Stored data entries:
>>>>
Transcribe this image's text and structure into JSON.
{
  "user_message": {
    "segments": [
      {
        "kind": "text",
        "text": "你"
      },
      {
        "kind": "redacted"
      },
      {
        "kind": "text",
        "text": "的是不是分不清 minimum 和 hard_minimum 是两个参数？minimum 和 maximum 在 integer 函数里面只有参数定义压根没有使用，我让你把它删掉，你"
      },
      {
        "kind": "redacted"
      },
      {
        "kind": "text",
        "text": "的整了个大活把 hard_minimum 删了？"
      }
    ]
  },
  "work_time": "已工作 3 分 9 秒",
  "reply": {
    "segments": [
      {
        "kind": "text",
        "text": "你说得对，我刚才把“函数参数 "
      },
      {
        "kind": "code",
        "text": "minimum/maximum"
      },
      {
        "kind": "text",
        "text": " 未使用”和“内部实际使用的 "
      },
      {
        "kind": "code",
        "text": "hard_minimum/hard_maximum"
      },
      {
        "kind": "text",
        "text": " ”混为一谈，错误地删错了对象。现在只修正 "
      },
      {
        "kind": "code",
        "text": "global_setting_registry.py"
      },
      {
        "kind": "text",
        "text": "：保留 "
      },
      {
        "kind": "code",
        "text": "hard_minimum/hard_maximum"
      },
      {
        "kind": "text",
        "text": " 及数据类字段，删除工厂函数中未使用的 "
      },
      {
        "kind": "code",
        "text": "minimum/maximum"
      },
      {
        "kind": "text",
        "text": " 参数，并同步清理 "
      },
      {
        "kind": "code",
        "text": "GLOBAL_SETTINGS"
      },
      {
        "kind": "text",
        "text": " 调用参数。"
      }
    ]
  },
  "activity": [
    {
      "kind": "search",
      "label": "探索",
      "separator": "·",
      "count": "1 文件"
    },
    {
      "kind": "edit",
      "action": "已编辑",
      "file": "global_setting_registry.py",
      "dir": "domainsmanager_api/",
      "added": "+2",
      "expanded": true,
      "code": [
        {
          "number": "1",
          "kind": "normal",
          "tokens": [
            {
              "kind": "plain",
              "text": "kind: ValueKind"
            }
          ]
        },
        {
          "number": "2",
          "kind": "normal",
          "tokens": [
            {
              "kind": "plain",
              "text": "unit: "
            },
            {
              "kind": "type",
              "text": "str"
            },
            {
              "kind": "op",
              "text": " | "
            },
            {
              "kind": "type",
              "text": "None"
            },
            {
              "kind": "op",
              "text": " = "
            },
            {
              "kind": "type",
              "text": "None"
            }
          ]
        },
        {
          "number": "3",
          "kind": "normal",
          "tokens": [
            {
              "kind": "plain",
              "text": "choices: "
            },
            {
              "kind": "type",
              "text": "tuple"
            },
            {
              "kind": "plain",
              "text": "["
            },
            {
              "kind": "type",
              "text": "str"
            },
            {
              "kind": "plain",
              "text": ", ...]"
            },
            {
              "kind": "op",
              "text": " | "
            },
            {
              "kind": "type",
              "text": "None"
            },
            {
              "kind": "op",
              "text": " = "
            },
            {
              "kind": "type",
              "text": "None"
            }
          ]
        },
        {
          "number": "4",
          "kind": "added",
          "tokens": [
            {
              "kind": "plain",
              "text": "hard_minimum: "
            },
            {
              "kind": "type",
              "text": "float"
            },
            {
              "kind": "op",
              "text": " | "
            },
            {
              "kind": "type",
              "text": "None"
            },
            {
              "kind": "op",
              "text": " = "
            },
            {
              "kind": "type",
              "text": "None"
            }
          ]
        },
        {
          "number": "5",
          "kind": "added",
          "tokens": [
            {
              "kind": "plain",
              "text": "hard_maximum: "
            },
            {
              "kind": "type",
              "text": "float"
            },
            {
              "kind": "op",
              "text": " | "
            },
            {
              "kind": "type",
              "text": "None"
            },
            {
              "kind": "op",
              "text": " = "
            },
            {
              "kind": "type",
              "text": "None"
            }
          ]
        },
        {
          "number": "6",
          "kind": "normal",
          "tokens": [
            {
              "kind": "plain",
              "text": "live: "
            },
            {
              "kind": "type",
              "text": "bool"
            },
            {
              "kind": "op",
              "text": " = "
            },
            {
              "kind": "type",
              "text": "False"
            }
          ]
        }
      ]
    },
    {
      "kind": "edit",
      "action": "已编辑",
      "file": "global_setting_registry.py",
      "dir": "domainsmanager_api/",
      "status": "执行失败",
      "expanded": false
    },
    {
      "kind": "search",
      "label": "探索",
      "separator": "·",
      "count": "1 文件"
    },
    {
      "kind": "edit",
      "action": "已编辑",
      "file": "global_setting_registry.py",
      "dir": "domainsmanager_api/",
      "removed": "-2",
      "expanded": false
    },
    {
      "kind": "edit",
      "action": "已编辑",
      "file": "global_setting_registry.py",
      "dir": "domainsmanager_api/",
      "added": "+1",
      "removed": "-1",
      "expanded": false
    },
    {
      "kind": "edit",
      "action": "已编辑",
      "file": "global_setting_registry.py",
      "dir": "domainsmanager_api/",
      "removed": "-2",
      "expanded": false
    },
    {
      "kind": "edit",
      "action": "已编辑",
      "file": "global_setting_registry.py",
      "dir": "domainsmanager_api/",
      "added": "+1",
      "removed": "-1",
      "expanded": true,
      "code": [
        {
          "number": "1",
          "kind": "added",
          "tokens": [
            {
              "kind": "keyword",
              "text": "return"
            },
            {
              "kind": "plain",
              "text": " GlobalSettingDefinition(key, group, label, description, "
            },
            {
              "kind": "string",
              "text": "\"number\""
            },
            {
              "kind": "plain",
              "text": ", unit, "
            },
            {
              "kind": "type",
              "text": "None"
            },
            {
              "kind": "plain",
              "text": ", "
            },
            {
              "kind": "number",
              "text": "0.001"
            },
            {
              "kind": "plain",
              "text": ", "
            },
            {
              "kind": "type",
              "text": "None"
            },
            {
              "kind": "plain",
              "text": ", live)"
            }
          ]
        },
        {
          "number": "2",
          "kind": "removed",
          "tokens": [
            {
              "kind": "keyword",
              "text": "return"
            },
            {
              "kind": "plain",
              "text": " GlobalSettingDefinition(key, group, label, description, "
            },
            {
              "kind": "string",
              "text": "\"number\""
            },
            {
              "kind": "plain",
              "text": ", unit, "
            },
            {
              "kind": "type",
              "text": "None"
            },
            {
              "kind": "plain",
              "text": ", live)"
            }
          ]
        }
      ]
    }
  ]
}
<<<<
• _Directions_: Output the entries verbatim.

• _Result of the exercise_:
Transcribe this image's text and structure into JSON.
{
  "user_message": {
    "segments": [
      {
        "kind": "text",
        "text": "你"
      },
      {
        "kind": "redacted"
      },
      {
        "kind": "text",
        "text": "的是不是分不清 minimum 和 hard_minimum 是两个参数？minimum 和 maximum 在 integer 函数里面只有参数定义压根没有使用，我让你把它删掉，你"
      },
      {
        "kind": "redacted"
      },
      {
        "kind": "text",
        "text": "的整了个大活把 hard_minimum 删了？"
      }
    ]
  },
  "work_time": "已工作 3 分 9 秒",
  "reply": {
    "segments": [
      {
        "kind": "text",
        "text": "你说得对，我刚才把“函数参数 "
      },
      {
        "kind": "code",
        "text": "minimum/maximum"
      },
      {
        "kind": "text",
        "text": " 未使用”和“内部实际使用的 "
      },
      {
        "kind": "code",
        "text": "hard_minimum/hard_maximum"
      },
      {
        "kind": "text",
        "text": " ”混为一谈，错误地删错了对象。现在只修正 "
      },
      {
        "kind": "code",
        "text": "global_setting_registry.py"
      },
      {
        "kind": "text",
        "text": "：保留 "
      },
      {
        "kind": "code",
        "text": "hard_minimum/hard_maximum"
      },
      {
        "kind": "text",
        "text": " 及数据类字段，删除工厂函数中未使用的 "
      },
      {
        "kind": "code",
        "text": "minimum/maximum"
      },
      {
        "kind": "text",
        "text": " 参数，并同步清理 "
      },
      {
        "kind": "code",
        "text": "GLOBAL_SETTINGS"
      },
      {
        "kind": "text",
        "text": " 调用参数。"
      }
    ]
  },
  "activity": [
    {
      "kind": "search",
      "label": "探索",
      "separator": "·",
      "count": "1 文件"
    },
    {
      "kind": "edit",
      "action": "已编辑",
      "file": "global_setting_registry.py",
      "dir": "domainsmanager_api/",
      "added": "+2",
      "expanded": true,
      "code": [
        {
          "number": "1",
          "kind": "normal",
          "tokens": [
            {
              "kind": "plain",
              "text": "kind: ValueKind"
            }
          ]
        },
        {
          "number": "2",
          "kind": "normal",
          "tokens": [
            {
              "kind": "plain",
              "text": "unit: "
            },
            {
              "kind": "type",
              "text": "str"
            },
            {
              "kind": "op",
              "text": " | "
            },
            {
              "kind": "type",
              "text": "None"
            },
            {
              "kind": "op",
              "text": " = "
            },
            {
              "kind": "type",
              "text": "None"
            }
          ]
        },
        {
          "number": "3",
          "kind": "normal",
          "tokens": [
            {
              "kind": "plain",
              "text": "choices: "
            },
            {
              "kind": "type",
              "text": "tuple"
            },
            {
              "kind": "plain",
              "text": "["
            },
            {
              "kind": "type",
              "text": "str"
            },
            {
              "kind": "plain",
              "text": ", ...]"
            },
            {
              "kind": "op",
              "text": " | "
            },
            {
              "kind": "type",
              "text": "None"
            },
            {
              "kind": "op",
              "text": " = "
            },
            {
              "kind": "type",
              "text": "None"
            }
          ]
        },
        {
          "number": "4",
          "kind": "added",
          "tokens": [
            {
              "kind": "plain",
              "text": "hard_minimum: "
            },
            {
              "kind": "type",
              "text": "float"
            },
            {
              "kind": "op",
              "text": " | "
            },
            {
              "kind": "type",
              "text": "None"
            },
            {
              "kind": "op",
              "text": " = "
            },
            {
              "kind": "type",
              "text": "None"
            }
          ]
        },
        {
          "number": "5",
          "kind": "added",
          "tokens": [
            {
              "kind": "plain",
              "text": "hard_maximum: "
            },
            {
              "kind": "type",
              "text": "float"
            },
            {
              "kind": "op",
              "text": " | "
            },
            {
              "kind": "type",
              "text": "None"
            },
            {
              "kind": "op",
              "text": " = "
            },
            {
              "kind": "type",
              "text": "None"
            }
          ]
        },
        {
          "number": "6",
          "kind": "normal",
          "tokens": [
            {
              "kind": "plain",
              "text": "live: "
            },
            {
              "kind": "type",
              "text": "bool"
            },
            {
              "kind": "op",
              "text": " = "
            },
            {
              "kind": "type",
              "text": "False"
            }
          ]
        }
      ]
    },
    {
      "kind": "edit",
      "action": "已编辑",
      "file": "global_setting_registry.py",
      "dir": "domainsmanager_api/",
      "status": "执行失败",
      "expanded": false
    },
    {
      "kind": "search",
      "label": "探索",
      "separator": "·",
      "count": "1 文件"
    },
    {
      "kind": "edit",
      "action": "已编辑",
      "file": "global_setting_registry.py",
      "dir": "domainsmanager_api/",
      "removed": "-2",
      "expanded": false
    },
    {
      "kind": "edit",
      "action": "已编辑",
      "file": "global_setting_registry.py",
      "dir": "domainsmanager_api/",
      "added": "+1",
      "removed": "-1",
      "expanded": false
    },
    {
      "kind": "edit",
      "action": "已编辑",
      "file": "global_setting_registry.py",
      "dir": "domainsmanager_api/",
      "removed": "-2",
      "expanded": false
    },
    {
      "kind": "edit",
      "action": "已编辑",
      "file": "global_setting_registry.py",
      "dir": "domainsmanager_api/",
      "added": "+1",
      "removed": "-1",
      "expanded": true,
      "code": [
        {
          "number": "1",
          "kind": "added",
          "tokens": [
            {
              "kind": "keyword",
              "text": "return"
            },
            {
              "kind": "plain",
              "text": " GlobalSettingDefinition(key, group, label, description, "
            },
            {
              "kind": "string",
              "text": "\"number\""
            },
            {
              "kind": "plain",
              "text": ", unit, "
            },
            {
              "kind": "type",
              "text": "None"
            },
            {
              "kind": "plain",
              "text": ", "
            },
            {
              "kind": "number",
              "text": "0.001"
            },
            {
              "kind": "plain",
              "text": ", "
            },
            {
              "kind": "type",
              "text": "None"
            },
            {
              "kind": "plain",
              "text": ", live)"
            }
          ]
        },
        {
          "number": "2",
          "kind": "removed",
          "tokens": [
            {
              "kind": "keyword",
              "text": "return"
            },
            {
              "kind": "plain",
              "text": " GlobalSettingDefinition(key, group, label, description, "
            },
            {
              "kind": "string",
              "text": "\"number\""
            },
            {
              "kind": "plain",
              "text": ", unit, "
            },
            {
              "kind": "type",
              "text": "None"
            },
            {
              "kind": "plain",
              "text": ", live)"
            }
          ]
        }
      ]
    }
  ]
}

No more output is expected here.